Print all entries precisely as they are written.
** Start Entries supplied **
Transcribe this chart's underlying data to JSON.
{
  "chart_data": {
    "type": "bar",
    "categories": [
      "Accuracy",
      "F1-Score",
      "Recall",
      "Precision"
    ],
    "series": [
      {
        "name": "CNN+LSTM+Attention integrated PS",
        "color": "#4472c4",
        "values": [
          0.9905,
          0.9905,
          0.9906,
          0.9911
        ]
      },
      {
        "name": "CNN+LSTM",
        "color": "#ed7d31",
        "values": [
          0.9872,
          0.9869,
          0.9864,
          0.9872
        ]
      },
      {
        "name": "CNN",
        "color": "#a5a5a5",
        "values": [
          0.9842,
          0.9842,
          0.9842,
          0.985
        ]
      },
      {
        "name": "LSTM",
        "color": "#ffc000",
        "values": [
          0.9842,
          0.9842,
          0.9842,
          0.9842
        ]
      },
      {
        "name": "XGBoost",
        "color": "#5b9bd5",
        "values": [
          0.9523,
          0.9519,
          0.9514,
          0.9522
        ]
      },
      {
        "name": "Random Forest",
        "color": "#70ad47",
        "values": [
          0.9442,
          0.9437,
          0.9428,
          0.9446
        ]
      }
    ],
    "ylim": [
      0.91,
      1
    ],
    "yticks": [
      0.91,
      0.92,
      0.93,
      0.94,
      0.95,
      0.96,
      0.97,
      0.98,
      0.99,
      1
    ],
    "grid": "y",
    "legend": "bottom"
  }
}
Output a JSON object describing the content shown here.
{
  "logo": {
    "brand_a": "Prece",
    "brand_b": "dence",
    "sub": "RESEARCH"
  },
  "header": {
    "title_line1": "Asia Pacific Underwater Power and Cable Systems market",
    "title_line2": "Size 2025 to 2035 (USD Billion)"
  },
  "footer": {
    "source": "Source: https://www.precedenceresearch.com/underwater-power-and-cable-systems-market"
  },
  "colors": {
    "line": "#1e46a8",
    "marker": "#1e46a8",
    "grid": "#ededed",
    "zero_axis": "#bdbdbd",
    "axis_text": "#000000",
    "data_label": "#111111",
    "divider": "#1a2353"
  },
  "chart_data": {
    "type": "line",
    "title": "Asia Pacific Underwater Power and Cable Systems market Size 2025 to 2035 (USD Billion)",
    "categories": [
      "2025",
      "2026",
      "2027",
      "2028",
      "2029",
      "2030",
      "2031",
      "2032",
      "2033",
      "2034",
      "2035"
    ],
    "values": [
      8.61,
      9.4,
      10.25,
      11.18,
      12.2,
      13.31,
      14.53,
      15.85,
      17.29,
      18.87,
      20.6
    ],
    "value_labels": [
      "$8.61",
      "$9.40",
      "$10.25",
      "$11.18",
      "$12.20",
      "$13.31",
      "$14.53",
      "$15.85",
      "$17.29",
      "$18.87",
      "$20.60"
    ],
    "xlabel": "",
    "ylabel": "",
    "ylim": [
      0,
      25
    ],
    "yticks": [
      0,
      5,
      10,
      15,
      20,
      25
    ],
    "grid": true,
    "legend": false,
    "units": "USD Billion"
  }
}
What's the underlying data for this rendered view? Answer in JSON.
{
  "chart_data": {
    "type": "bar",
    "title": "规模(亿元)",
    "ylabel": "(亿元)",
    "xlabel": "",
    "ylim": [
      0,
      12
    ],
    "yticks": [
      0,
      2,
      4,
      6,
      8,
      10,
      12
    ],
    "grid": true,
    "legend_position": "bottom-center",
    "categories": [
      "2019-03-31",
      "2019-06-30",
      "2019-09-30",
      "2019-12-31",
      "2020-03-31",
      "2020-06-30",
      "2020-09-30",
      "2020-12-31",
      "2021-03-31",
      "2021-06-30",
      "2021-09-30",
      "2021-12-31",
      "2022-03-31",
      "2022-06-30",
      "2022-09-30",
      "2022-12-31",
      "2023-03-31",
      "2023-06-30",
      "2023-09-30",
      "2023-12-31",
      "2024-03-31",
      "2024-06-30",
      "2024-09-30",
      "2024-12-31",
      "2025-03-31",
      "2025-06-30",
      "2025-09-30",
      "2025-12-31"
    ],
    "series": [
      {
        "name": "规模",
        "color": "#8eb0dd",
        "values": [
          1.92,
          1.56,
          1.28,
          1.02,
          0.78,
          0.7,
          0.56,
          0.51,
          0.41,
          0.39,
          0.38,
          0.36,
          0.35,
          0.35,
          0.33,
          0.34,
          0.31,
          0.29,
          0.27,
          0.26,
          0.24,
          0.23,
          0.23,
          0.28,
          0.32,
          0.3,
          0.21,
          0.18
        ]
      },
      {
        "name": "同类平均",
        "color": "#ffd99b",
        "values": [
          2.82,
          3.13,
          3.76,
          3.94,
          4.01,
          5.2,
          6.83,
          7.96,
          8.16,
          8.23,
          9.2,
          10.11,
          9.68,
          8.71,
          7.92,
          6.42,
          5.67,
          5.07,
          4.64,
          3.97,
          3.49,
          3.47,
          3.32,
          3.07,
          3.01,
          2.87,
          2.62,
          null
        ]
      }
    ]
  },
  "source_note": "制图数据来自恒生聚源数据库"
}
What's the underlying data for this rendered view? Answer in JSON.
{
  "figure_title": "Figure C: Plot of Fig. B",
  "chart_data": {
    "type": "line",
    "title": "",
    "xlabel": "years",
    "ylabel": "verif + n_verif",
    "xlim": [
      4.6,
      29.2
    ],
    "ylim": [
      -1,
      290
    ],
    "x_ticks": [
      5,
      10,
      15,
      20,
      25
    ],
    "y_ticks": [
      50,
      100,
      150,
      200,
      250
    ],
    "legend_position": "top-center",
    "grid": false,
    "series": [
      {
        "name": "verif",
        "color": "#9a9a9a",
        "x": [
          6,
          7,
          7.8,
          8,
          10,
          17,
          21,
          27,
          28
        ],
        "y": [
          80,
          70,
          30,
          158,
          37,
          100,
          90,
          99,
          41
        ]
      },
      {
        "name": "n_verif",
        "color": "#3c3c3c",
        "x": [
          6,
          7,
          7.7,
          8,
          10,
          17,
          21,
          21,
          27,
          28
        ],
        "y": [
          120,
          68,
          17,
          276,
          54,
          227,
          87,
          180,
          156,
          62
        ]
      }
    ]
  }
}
** End Entries supplied **
### Solved problem
Transcribe this chart's underlying data to JSON.
{
  "chart_data": {
    "type": "bar",
    "categories": [
      "Accuracy",
      "F1-Score",
      "Recall",
      "Precision"
    ],
    "series": [
      {
        "name": "CNN+LSTM+Attention integrated PS",
        "color": "#4472c4",
        "values": [
          0.9905,
          0.9905,
          0.9906,
          0.9911
        ]
      },
      {
        "name": "CNN+LSTM",
        "color": "#ed7d31",
        "values": [
          0.9872,
          0.9869,
          0.9864,
          0.9872
        ]
      },
      {
        "name": "CNN",
        "color": "#a5a5a5",
        "values": [
          0.9842,
          0.9842,
          0.9842,
          0.985
        ]
      },
      {
        "name": "LSTM",
        "color": "#ffc000",
        "values": [
          0.9842,
          0.9842,
          0.9842,
          0.9842
        ]
      },
      {
        "name": "XGBoost",
        "color": "#5b9bd5",
        "values": [
          0.9523,
          0.9519,
          0.9514,
          0.9522
        ]
      },
      {
        "name": "Random Forest",
        "color": "#70ad47",
        "values": [
          0.9442,
          0.9437,
          0.9428,
          0.9446
        ]
      }
    ],
    "ylim": [
      0.91,
      1
    ],
    "yticks": [
      0.91,
      0.92,
      0.93,
      0.94,
      0.95,
      0.96,
      0.97,
      0.98,
      0.99,
      1
    ],
    "grid": "y",
    "legend": "bottom"
  }
}
Output a JSON object describing the content shown here.
{
  "logo": {
    "brand_a": "Prece",
    "brand_b": "dence",
    "sub": "RESEARCH"
  },
  "header": {
    "title_line1": "Asia Pacific Underwater Power and Cable Systems market",
    "title_line2": "Size 2025 to 2035 (USD Billion)"
  },
  "footer": {
    "source": "Source: https://www.precedenceresearch.com/underwater-power-and-cable-systems-market"
  },
  "colors": {
    "line": "#1e46a8",
    "marker": "#1e46a8",
    "grid": "#ededed",
    "zero_axis": "#bdbdbd",
    "axis_text": "#000000",
    "data_label": "#111111",
    "divider": "#1a2353"
  },
  "chart_data": {
    "type": "line",
    "title": "Asia Pacific Underwater Power and Cable Systems market Size 2025 to 2035 (USD Billion)",
    "categories": [
      "2025",
      "2026",
      "2027",
      "2028",
      "2029",
      "2030",
      "2031",
      "2032",
      "2033",
      "2034",
      "2035"
    ],
    "values": [
      8.61,
      9.4,
      10.25,
      11.18,
      12.2,
      13.31,
      14.53,
      15.85,
      17.29,
      18.87,
      20.6
    ],
    "value_labels": [
      "$8.61",
      "$9.40",
      "$10.25",
      "$11.18",
      "$12.20",
      "$13.31",
      "$14.53",
      "$15.85",
      "$17.29",
      "$18.87",
      "$20.60"
    ],
    "xlabel": "",
    "ylabel": "",
    "ylim": [
      0,
      25
    ],
    "yticks": [
      0,
      5,
      10,
      15,
      20,
      25
    ],
    "grid": true,
    "legend": false,
    "units": "USD Billion"
  }
}
What's the underlying data for this rendered view? Answer in JSON.
{
  "chart_data": {
    "type": "bar",
    "title": "规模(亿元)",
    "ylabel": "(亿元)",
    "xlabel": "",
    "ylim": [
      0,
      12
    ],
    "yticks": [
      0,
      2,
      4,
      6,
      8,
      10,
      12
    ],
    "grid": true,
    "legend_position": "bottom-center",
    "categories": [
      "2019-03-31",
      "2019-06-30",
      "2019-09-30",
      "2019-12-31",
      "2020-03-31",
      "2020-06-30",
      "2020-09-30",
      "2020-12-31",
      "2021-03-31",
      "2021-06-30",
      "2021-09-30",
      "2021-12-31",
      "2022-03-31",
      "2022-06-30",
      "2022-09-30",
      "2022-12-31",
      "2023-03-31",
      "2023-06-30",
      "2023-09-30",
      "2023-12-31",
      "2024-03-31",
      "2024-06-30",
      "2024-09-30",
      "2024-12-31",
      "2025-03-31",
      "2025-06-30",
      "2025-09-30",
      "2025-12-31"
    ],
    "series": [
      {
        "name": "规模",
        "color": "#8eb0dd",
        "values": [
          1.92,
          1.56,
          1.28,
          1.02,
          0.78,
          0.7,
          0.56,
          0.51,
          0.41,
          0.39,
          0.38,
          0.36,
          0.35,
          0.35,
          0.33,
          0.34,
          0.31,
          0.29,
          0.27,
          0.26,
          0.24,
          0.23,
          0.23,
          0.28,
          0.32,
          0.3,
          0.21,
          0.18
        ]
      },
      {
        "name": "同类平均",
        "color": "#ffd99b",
        "values": [
          2.82,
          3.13,
          3.76,
          3.94,
          4.01,
          5.2,
          6.83,
          7.96,
          8.16,
          8.23,
          9.2,
          10.11,
          9.68,
          8.71,
          7.92,
          6.42,
          5.67,
          5.07,
          4.64,
          3.97,
          3.49,
          3.47,
          3.32,
          3.07,
          3.01,
          2.87,
          2.62,
          null
        ]
      }
    ]
  },
  "source_note": "制图数据来自恒生聚源数据库"
}
What's the underlying data for this rendered view? Answer in JSON.
{
  "figure_title": "Figure C: Plot of Fig. B",
  "chart_data": {
    "type": "line",
    "title": "",
    "xlabel": "years",
    "ylabel": "verif + n_verif",
    "xlim": [
      4.6,
      29.2
    ],
    "ylim": [
      -1,
      290
    ],
    "x_ticks": [
      5,
      10,
      15,
      20,
      25
    ],
    "y_ticks": [
      50,
      100,
      150,
      200,
      250
    ],
    "legend_position": "top-center",
    "grid": false,
    "series": [
      {
        "name": "verif",
        "color": "#9a9a9a",
        "x": [
          6,
          7,
          7.8,
          8,
          10,
          17,
          21,
          27,
          28
        ],
        "y": [
          80,
          70,
          30,
          158,
          37,
          100,
          90,
          99,
          41
        ]
      },
      {
        "name": "n_verif",
        "color": "#3c3c3c",
        "x": [
          6,
          7,
          7.7,
          8,
          10,
          17,
          21,
          21,
          27,
          28
        ],
        "y": [
          120,
          68,
          17,
          276,
          54,
          227,
          87,
          180,
          156,
          62
        ]
      }
    ]
  }
}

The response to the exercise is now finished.